• **TEXT SECTION**

_ _ _

Yep others own a brand new altima with a payment around $190 a month lol


----------



## Greenghost2212

Jimmy Bernat said:


> Yep others own a brand new altima with a payment around $190 a month lol


But its gonna take them twice as long to pay it off. And I bet they can't end the lease at anytime either.


----------



## Jimmy Bernat

Greenghost2212 said:


> But its gonna take them twice as long to pay it off. And I bet they can't end the lease at anytime either.


True if your not planning on keeping he car it works however in no way is an xchange lease a better deal numbers wise over a regular loan with even below average credit

Oh and go Sox


----------



## Shangsta

Greenghost2212 said:


> But its gonna take them twice as long to pay it off. And I bet they can't end the lease at anytime either.


You will spend 10,640 dollars this year leasing your Altima and at the end of the year you still won't own it.

You can buy a 2013 Altima for 11K and own it forever.


----------



## Greenghost2212

Shangsta said:


> You will spend 10,640 dollars this year leasing your Altima and at the end of the year you still won't own it.
> 
> You can buy a 2013 Altima for 11K and own it forever.


Also true. Side note I don't own my altima anymore thanks to some drunk. But before it got totaled I had free maintaince for two years. Damn drunks lol.


----------



## Greenghost2212

Jimmy Bernat said:


> True if your not planning on keeping he car it works however in no way is an xchange lease a better deal numbers wise over a regular loan with even below average credit
> 
> Oh and go Sox


Also name me a traditional lease with unlimited miles with OK credit???


----------



## Jimmy Bernat

Greenghost2212 said:


> Also name me a traditional lease with unlimited miles with OK credit???


I never said lease, I was implying a normal car loan 
That's why I said regular loan


----------



## Leonard818

Great topic! Im looking for a cheaper car for Lyft and eligible power driver bonus (2011 or newer in LA, ca) preferably 2013+ what would be your choice?


----------



## Richard Vasquez

I have a Scion xB 2005 it's a 1.5l it's awesome! Super roomy for the passengers


----------



## Adieu

Police exploder XL
Vinyl floors
Junkyard 3rd row retrofit
No aux port

PS why not Tahoe or Expy? They too big, pita to maneuver sometimes (trust me i know)

_ _ _

• **SOURCE DATA**
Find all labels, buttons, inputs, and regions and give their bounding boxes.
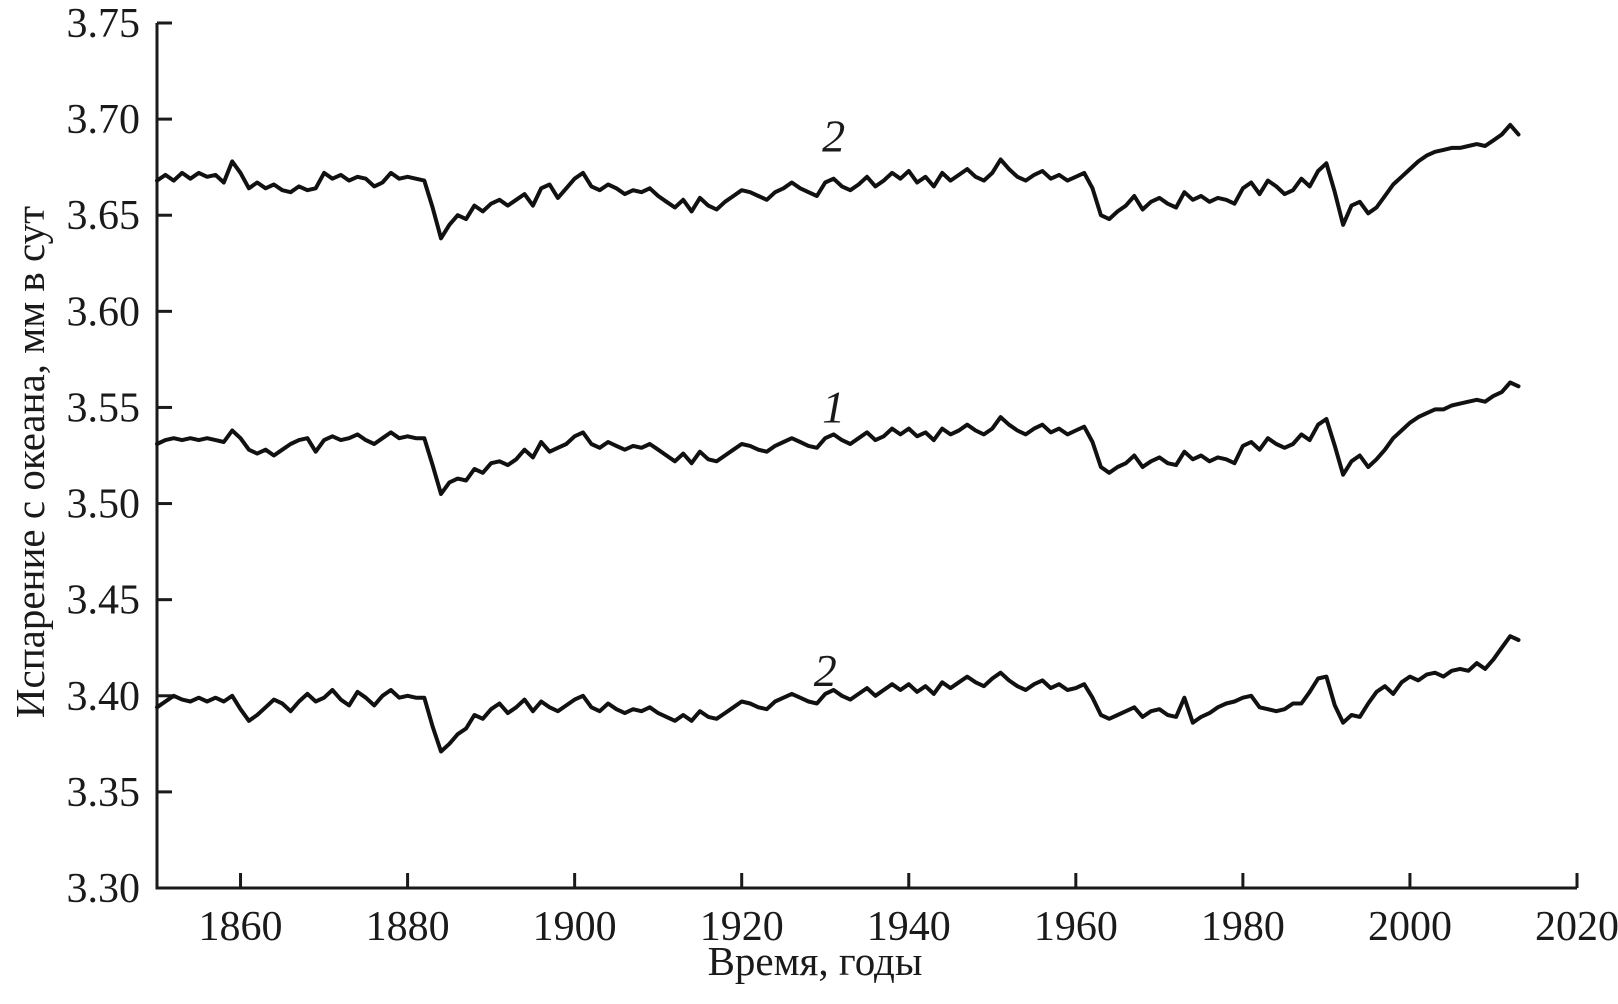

_ _ _

• **EXERCISE REQUIREMENTS**
A – According to the car-leasing forum thread, how much will leasing the Altima cost this year?
B – Extend the car-leasing forum thread by writing the next post after its final one.

• **ANSWERS TO THE EXERCISE**
A – 10,640 dollars

B –
----------



## OCMike

I love my 2012 Kia Soul. I get a lot of compliments from PAX about how roomy it is. The biggest reason I like it is because Kia has to give me a visa gift card every year for the difference in the actual mpg vs the falsified MPG they put on the window sticker. I'll get a month or so of free gas every year until I run this car into the ground


----------



## occupant

Adieu said:


> Police exploder XL
> Vinyl floors
> Junkyard 3rd row retrofit
> No aux port
> 
> PS why not Tahoe or Expy? They too big, pita to maneuver sometimes (trust me i know)


This is probably the best heavy duty XL vehicle idea. Are there 4-cylinder turbo (ecoboost) police models as well or just the V6?


----------



## Adieu

occupant said:


> This is probably the best heavy duty XL vehicle idea. Are there 4-cylinder turbo (ecoboost) police models as well or just the V6?


No clue

Just sharing my conclusions from retrofitting a third row into a gubmint surplus vehicle and putting it on XL

Mine's a 2009 Expedition and frankly it's cool but a bit TOO big

Pros:
*roomy
*cheap ($4600)
*vinyl flooring
*looks formidable
*pax think it's expensive and classy (I always lol at that)
*roomy 3rd row
*Fords are VERY modular and easy to take apart, junkyard upgrades are simple and straightforward with NO experience needex

Cons:
*huge and bulky
*mpgs
*smallish trunk with third row installed
*haven't figured out how to run power to my third row yet (didn't bother to be honest) so it doesn't fold at the moment


----------



## TechBill

I drive a 2013 Dodge Grand Caravan and in my mid size town, I think it a great car to Uber with. My doors including rear door are automatic so pax likes it when doors open itselfwhile they approch the vehicle carrying luggages and I hardly ever need to step out in the cold weatber to assist them unless they are elderly and I was raised to respect to tbem.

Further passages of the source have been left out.